What needs to be done
Every entry must be duplicated precisely as written.

## BEGIN

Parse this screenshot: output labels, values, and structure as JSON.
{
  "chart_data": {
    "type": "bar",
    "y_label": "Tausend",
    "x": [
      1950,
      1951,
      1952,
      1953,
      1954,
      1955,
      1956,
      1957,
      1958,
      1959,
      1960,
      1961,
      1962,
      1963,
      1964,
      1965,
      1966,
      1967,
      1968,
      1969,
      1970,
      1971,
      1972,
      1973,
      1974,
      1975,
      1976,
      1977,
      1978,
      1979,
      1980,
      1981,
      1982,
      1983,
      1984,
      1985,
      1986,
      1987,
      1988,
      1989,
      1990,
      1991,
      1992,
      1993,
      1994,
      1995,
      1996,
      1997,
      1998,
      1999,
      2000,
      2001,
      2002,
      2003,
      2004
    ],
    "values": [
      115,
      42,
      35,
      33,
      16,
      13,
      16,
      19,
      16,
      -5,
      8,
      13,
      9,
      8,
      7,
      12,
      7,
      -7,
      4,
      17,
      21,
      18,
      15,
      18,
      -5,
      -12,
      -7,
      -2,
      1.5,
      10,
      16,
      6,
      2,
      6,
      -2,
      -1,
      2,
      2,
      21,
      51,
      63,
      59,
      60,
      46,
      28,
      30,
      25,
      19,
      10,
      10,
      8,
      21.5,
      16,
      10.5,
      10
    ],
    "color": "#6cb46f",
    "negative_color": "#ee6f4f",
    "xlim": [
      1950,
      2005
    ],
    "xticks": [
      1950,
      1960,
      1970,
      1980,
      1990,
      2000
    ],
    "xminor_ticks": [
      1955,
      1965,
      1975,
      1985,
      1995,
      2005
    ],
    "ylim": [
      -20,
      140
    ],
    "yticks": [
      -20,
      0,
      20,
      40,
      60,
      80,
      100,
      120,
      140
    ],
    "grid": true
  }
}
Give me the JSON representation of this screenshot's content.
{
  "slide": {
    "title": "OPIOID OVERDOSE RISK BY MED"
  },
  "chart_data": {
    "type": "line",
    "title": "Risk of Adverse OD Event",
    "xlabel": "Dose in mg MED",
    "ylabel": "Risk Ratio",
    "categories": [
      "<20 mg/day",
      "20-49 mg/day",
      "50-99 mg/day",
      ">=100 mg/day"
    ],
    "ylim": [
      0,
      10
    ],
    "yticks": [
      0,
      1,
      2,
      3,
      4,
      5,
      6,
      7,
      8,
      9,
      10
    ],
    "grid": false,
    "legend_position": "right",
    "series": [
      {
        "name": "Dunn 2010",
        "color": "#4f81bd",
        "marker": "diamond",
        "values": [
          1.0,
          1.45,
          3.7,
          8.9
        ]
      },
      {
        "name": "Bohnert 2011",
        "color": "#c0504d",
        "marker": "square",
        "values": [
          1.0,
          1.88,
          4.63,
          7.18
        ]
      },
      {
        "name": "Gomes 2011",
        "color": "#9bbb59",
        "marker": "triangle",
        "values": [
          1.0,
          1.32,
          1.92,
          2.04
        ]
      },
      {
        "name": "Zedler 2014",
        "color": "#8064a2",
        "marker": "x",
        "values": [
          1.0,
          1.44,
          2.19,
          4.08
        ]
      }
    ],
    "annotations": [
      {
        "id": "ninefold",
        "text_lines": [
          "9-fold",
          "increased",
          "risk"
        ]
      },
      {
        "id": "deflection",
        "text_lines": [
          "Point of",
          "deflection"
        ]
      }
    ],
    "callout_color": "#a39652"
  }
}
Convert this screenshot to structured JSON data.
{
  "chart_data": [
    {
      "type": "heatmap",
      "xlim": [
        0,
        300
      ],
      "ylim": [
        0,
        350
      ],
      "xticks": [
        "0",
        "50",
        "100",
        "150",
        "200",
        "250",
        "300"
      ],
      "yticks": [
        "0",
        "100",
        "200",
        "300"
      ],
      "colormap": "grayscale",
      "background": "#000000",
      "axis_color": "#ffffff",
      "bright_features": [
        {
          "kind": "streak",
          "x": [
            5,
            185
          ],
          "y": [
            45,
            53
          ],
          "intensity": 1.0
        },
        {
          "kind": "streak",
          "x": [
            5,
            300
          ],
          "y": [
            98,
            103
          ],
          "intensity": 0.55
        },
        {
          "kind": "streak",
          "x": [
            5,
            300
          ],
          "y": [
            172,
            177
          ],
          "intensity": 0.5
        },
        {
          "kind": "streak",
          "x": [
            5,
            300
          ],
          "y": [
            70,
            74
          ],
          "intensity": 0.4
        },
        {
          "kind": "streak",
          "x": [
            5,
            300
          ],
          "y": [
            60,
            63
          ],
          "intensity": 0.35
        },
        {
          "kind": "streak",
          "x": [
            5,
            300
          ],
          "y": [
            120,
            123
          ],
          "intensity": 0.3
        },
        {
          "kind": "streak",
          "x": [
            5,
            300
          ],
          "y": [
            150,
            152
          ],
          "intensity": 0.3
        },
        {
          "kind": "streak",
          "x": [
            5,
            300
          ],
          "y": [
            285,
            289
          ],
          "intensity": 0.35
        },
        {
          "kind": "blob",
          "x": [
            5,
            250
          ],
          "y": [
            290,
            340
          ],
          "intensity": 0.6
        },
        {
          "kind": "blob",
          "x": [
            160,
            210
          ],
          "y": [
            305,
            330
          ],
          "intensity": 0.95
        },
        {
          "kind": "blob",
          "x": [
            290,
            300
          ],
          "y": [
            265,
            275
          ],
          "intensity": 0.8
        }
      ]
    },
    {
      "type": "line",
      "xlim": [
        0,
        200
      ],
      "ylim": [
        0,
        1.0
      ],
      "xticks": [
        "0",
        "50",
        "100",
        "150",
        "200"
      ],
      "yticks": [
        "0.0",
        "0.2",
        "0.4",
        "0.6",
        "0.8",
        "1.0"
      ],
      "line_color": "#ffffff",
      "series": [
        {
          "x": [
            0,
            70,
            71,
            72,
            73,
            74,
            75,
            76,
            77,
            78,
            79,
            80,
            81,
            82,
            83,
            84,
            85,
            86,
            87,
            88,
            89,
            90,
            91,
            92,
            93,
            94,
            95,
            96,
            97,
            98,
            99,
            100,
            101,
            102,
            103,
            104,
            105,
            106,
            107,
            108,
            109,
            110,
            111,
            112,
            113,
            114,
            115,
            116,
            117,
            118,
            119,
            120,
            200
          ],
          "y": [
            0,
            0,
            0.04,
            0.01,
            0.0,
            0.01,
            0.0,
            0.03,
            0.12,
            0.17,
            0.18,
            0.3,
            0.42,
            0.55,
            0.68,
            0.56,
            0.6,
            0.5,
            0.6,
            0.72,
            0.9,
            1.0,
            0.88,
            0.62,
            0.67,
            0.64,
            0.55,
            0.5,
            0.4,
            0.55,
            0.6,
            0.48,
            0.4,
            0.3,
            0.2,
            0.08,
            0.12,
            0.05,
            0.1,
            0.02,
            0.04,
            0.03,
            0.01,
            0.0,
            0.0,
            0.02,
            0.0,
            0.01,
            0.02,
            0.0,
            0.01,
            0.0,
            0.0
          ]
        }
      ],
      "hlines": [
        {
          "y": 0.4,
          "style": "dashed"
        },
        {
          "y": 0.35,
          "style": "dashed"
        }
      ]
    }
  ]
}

## END

Solution to the problem
Parse this screenshot: output labels, values, and structure as JSON.
{
  "chart_data": {
    "type": "bar",
    "y_label": "Tausend",
    "x": [
      1950,
      1951,
      1952,
      1953,
      1954,
      1955,
      1956,
      1957,
      1958,
      1959,
      1960,
      1961,
      1962,
      1963,
      1964,
      1965,
      1966,
      1967,
      1968,
      1969,
      1970,
      1971,
      1972,
      1973,
      1974,
      1975,
      1976,
      1977,
      1978,
      1979,
      1980,
      1981,
      1982,
      1983,
      1984,
      1985,
      1986,
      1987,
      1988,
      1989,
      1990,
      1991,
      1992,
      1993,
      1994,
      1995,
      1996,
      1997,
      1998,
      1999,
      2000,
      2001,
      2002,
      2003,
      2004
    ],
    "values": [
      115,
      42,
      35,
      33,
      16,
      13,
      16,
      19,
      16,
      -5,
      8,
      13,
      9,
      8,
      7,
      12,
      7,
      -7,
      4,
      17,
      21,
      18,
      15,
      18,
      -5,
      -12,
      -7,
      -2,
      1.5,
      10,
      16,
      6,
      2,
      6,
      -2,
      -1,
      2,
      2,
      21,
      51,
      63,
      59,
      60,
      46,
      28,
      30,
      25,
      19,
      10,
      10,
      8,
      21.5,
      16,
      10.5,
      10
    ],
    "color": "#6cb46f",
    "negative_color": "#ee6f4f",
    "xlim": [
      1950,
      2005
    ],
    "xticks": [
      1950,
      1960,
      1970,
      1980,
      1990,
      2000
    ],
    "xminor_ticks": [
      1955,
      1965,
      1975,
      1985,
      1995,
      2005
    ],
    "ylim": [
      -20,
      140
    ],
    "yticks": [
      -20,
      0,
      20,
      40,
      60,
      80,
      100,
      120,
      140
    ],
    "grid": true
  }
}
Give me the JSON representation of this screenshot's content.
{
  "slide": {
    "title": "OPIOID OVERDOSE RISK BY MED"
  },
  "chart_data": {
    "type": "line",
    "title": "Risk of Adverse OD Event",
    "xlabel": "Dose in mg MED",
    "ylabel": "Risk Ratio",
    "categories": [
      "<20 mg/day",
      "20-49 mg/day",
      "50-99 mg/day",
      ">=100 mg/day"
    ],
    "ylim": [
      0,
      10
    ],
    "yticks": [
      0,
      1,
      2,
      3,
      4,
      5,
      6,
      7,
      8,
      9,
      10
    ],
    "grid": false,
    "legend_position": "right",
    "series": [
      {
        "name": "Dunn 2010",
        "color": "#4f81bd",
        "marker": "diamond",
        "values": [
          1.0,
          1.45,
          3.7,
          8.9
        ]
      },
      {
        "name": "Bohnert 2011",
        "color": "#c0504d",
        "marker": "square",
        "values": [
          1.0,
          1.88,
          4.63,
          7.18
        ]
      },
      {
        "name": "Gomes 2011",
        "color": "#9bbb59",
        "marker": "triangle",
        "values": [
          1.0,
          1.32,
          1.92,
          2.04
        ]
      },
      {
        "name": "Zedler 2014",
        "color": "#8064a2",
        "marker": "x",
        "values": [
          1.0,
          1.44,
          2.19,
          4.08
        ]
      }
    ],
    "annotations": [
      {
        "id": "ninefold",
        "text_lines": [
          "9-fold",
          "increased",
          "risk"
        ]
      },
      {
        "id": "deflection",
        "text_lines": [
          "Point of",
          "deflection"
        ]
      }
    ],
    "callout_color": "#a39652"
  }
}
Convert this screenshot to structured JSON data.
{
  "chart_data": [
    {
      "type": "heatmap",
      "xlim": [
        0,
        300
      ],
      "ylim": [
        0,
        350
      ],
      "xticks": [
        "0",
        "50",
        "100",
        "150",
        "200",
        "250",
        "300"
      ],
      "yticks": [
        "0",
        "100",
        "200",
        "300"
      ],
      "colormap": "grayscale",
      "background": "#000000",
      "axis_color": "#ffffff",
      "bright_features": [
        {
          "kind": "streak",
          "x": [
            5,
            185
          ],
          "y": [
            45,
            53
          ],
          "intensity": 1.0
        },
        {
          "kind": "streak",
          "x": [
            5,
            300
          ],
          "y": [
            98,
            103
          ],
          "intensity": 0.55
        },
        {
          "kind": "streak",
          "x": [
            5,
            300
          ],
          "y": [
            172,
            177
          ],
          "intensity": 0.5
        },
        {
          "kind": "streak",
          "x": [
            5,
            300
          ],
          "y": [
            70,
            74
          ],
          "intensity": 0.4
        },
        {
          "kind": "streak",
          "x": [
            5,
            300
          ],
          "y": [
            60,
            63
          ],
          "intensity": 0.35
        },
        {
          "kind": "streak",
          "x": [
            5,
            300
          ],
          "y": [
            120,
            123
          ],
          "intensity": 0.3
        },
        {
          "kind": "streak",
          "x": [
            5,
            300
          ],
          "y": [
            150,
            152
          ],
          "intensity": 0.3
        },
        {
          "kind": "streak",
          "x": [
            5,
            300
          ],
          "y": [
            285,
            289
          ],
          "intensity": 0.35
        },
        {
          "kind": "blob",
          "x": [
            5,
            250
          ],
          "y": [
            290,
            340
          ],
          "intensity": 0.6
        },
        {
          "kind": "blob",
          "x": [
            160,
            210
          ],
          "y": [
            305,
            330
          ],
          "intensity": 0.95
        },
        {
          "kind": "blob",
          "x": [
            290,
            300
          ],
          "y": [
            265,
            275
          ],
          "intensity": 0.8
        }
      ]
    },
    {
      "type": "line",
      "xlim": [
        0,
        200
      ],
      "ylim": [
        0,
        1.0
      ],
      "xticks": [
        "0",
        "50",
        "100",
        "150",
        "200"
      ],
      "yticks": [
        "0.0",
        "0.2",
        "0.4",
        "0.6",
        "0.8",
        "1.0"
      ],
      "line_color": "#ffffff",
      "series": [
        {
          "x": [
            0,
            70,
            71,
            72,
            73,
            74,
            75,
            76,
            77,
            78,
            79,
            80,
            81,
            82,
            83,
            84,
            85,
            86,
            87,
            88,
            89,
            90,
            91,
            92,
            93,
            94,
            95,
            96,
            97,
            98,
            99,
            100,
            101,
            102,
            103,
            104,
            105,
            106,
            107,
            108,
            109,
            110,
            111,
            112,
            113,
            114,
            115,
            116,
            117,
            118,
            119,
            120,
            200
          ],
          "y": [
            0,
            0,
            0.04,
            0.01,
            0.0,
            0.01,
            0.0,
            0.03,
            0.12,
            0.17,
            0.18,
            0.3,
            0.42,
            0.55,
            0.68,
            0.56,
            0.6,
            0.5,
            0.6,
            0.72,
            0.9,
            1.0,
            0.88,
            0.62,
            0.67,
            0.64,
            0.55,
            0.5,
            0.4,
            0.55,
            0.6,
            0.48,
            0.4,
            0.3,
            0.2,
            0.08,
            0.12,
            0.05,
            0.1,
            0.02,
            0.04,
            0.03,
            0.01,
            0.0,
            0.0,
            0.02,
            0.0,
            0.01,
            0.02,
            0.0,
            0.01,
            0.0,
            0.0
          ]
        }
      ],
      "hlines": [
        {
          "y": 0.4,
          "style": "dashed"
        },
        {
          "y": 0.35,
          "style": "dashed"
        }
      ]
    }
  ]
}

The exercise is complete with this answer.